GOAL: Report how many lines of the entries below contain the word "Sensor", and nothing more.

SUPPLIED ENTRIES:
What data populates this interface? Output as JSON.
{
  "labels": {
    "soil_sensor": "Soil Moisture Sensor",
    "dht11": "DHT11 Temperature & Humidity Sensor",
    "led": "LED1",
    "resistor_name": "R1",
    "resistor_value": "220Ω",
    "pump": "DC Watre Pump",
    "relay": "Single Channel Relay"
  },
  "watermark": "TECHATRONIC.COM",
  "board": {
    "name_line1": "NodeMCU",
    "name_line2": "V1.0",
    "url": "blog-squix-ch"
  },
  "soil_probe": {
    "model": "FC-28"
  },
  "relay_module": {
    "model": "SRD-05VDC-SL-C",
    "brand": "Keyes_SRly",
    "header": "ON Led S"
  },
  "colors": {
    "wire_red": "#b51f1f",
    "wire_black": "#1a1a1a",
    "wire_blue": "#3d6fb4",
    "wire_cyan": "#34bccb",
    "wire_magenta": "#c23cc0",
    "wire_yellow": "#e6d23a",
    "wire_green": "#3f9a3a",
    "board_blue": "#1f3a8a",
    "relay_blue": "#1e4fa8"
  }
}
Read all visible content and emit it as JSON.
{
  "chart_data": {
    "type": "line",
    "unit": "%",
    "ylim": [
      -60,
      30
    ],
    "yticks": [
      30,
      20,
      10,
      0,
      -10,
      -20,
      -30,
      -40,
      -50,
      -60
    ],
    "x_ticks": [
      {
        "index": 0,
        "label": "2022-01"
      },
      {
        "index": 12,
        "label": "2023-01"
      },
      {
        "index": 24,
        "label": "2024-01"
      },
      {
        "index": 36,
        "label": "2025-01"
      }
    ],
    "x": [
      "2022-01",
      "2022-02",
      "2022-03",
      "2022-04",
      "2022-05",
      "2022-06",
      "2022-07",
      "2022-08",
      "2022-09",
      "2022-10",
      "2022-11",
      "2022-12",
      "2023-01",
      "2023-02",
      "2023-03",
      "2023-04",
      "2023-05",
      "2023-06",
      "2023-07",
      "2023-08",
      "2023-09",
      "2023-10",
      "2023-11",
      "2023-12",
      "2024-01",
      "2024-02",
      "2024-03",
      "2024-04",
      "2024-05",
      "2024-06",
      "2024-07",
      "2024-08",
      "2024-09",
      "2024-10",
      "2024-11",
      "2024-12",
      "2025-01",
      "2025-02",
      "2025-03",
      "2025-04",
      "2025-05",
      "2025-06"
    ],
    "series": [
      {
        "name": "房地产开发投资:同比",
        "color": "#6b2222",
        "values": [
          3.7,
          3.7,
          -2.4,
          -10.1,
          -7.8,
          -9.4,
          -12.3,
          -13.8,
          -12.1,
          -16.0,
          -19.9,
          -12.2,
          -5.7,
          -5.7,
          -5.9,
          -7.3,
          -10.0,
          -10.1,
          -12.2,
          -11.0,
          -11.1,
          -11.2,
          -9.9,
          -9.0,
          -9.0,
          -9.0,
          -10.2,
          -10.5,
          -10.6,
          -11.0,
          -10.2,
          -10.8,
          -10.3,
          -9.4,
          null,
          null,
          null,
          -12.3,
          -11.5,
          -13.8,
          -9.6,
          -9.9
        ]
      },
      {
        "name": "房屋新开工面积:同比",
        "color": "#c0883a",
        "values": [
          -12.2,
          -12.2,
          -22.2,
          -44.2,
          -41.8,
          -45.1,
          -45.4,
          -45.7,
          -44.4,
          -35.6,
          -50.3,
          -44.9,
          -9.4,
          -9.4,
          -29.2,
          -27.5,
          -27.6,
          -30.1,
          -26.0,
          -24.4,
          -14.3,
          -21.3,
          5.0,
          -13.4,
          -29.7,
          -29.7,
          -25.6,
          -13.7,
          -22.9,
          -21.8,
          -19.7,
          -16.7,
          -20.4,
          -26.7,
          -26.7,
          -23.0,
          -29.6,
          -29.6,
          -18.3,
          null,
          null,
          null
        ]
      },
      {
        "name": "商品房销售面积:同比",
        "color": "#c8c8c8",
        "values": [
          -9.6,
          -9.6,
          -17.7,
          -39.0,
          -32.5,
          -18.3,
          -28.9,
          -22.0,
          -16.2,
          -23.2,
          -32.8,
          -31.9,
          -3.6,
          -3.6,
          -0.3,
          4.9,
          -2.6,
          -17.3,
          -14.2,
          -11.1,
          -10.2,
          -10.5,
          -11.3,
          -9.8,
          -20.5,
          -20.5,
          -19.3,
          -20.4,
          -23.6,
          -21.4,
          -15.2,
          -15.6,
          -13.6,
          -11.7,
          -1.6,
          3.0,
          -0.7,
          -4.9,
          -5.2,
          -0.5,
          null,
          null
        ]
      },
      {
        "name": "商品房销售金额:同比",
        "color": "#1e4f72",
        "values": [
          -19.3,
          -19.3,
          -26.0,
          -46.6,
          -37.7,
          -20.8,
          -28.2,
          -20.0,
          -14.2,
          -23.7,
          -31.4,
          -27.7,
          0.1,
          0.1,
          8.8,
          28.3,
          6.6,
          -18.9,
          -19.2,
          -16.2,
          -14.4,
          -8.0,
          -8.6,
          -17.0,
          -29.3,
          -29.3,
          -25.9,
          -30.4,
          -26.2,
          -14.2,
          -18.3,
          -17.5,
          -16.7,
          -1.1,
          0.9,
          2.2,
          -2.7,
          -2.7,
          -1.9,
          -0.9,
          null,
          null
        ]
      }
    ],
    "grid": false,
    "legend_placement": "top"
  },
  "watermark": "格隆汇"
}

EXERCISE ANSWER: 2